### To be done
Look through the listing and locate every line containing the word "модуля"; copy those lines.

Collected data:

-- Begin --

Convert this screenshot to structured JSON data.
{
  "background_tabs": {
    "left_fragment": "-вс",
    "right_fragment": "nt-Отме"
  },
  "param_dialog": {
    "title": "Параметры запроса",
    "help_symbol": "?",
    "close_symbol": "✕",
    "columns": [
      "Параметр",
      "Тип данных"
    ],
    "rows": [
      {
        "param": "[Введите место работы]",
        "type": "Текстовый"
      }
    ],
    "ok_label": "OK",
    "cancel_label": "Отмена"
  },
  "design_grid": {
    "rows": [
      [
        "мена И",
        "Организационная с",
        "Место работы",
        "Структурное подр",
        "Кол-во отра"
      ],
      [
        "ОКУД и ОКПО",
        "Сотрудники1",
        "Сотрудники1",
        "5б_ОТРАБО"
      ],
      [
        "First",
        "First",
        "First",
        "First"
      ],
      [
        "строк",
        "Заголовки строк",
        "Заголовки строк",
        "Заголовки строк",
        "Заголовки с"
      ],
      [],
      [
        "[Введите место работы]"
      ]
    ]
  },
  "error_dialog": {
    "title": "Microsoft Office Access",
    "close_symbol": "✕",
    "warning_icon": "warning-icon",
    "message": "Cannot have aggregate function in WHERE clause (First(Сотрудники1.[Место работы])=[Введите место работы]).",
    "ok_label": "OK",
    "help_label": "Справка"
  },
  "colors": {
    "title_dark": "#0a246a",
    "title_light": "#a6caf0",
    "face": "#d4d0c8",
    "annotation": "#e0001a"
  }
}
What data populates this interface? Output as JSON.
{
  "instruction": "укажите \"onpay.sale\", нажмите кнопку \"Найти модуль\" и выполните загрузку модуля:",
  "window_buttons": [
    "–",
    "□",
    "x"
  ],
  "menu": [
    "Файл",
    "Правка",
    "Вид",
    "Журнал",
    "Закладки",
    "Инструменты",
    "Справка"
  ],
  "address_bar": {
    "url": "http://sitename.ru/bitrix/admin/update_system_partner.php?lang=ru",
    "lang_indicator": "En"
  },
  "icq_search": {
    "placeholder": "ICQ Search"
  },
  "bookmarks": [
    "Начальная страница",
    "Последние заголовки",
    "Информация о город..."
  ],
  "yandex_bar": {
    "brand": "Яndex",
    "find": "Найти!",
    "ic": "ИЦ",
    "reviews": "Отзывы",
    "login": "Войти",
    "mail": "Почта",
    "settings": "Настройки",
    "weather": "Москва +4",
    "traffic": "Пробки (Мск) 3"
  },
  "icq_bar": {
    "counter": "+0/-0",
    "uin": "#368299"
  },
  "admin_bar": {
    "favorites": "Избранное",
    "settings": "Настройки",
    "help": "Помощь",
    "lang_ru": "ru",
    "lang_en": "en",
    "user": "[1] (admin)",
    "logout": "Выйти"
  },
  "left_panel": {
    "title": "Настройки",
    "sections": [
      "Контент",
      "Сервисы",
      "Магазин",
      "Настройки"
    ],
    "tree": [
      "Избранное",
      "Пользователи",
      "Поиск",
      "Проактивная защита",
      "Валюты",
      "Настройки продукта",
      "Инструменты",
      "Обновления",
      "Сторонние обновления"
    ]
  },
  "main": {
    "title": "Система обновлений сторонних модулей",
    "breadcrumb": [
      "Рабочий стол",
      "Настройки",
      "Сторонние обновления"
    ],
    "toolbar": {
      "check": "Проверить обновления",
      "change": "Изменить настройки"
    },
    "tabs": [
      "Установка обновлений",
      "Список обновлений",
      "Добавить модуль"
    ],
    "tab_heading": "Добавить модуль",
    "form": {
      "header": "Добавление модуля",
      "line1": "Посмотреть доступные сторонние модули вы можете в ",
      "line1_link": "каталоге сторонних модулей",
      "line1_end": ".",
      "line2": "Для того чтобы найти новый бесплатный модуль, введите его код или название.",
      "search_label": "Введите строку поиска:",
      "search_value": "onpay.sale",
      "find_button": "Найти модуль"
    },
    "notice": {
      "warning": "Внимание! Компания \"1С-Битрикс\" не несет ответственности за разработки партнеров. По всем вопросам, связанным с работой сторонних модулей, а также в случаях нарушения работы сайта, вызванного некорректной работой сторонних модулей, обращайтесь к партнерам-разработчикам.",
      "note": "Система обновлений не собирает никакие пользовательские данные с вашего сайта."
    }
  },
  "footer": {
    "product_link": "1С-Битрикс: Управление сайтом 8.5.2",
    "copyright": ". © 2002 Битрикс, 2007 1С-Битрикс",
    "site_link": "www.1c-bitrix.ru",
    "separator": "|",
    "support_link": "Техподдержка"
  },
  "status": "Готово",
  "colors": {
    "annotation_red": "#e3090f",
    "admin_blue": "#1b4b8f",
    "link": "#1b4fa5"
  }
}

-- End --

### Exercise solution
  "instruction": "укажите \"onpay.sale\", нажмите кнопку \"Найти модуль\" и выполните загрузку модуля:",
      "header": "Добавление модуля",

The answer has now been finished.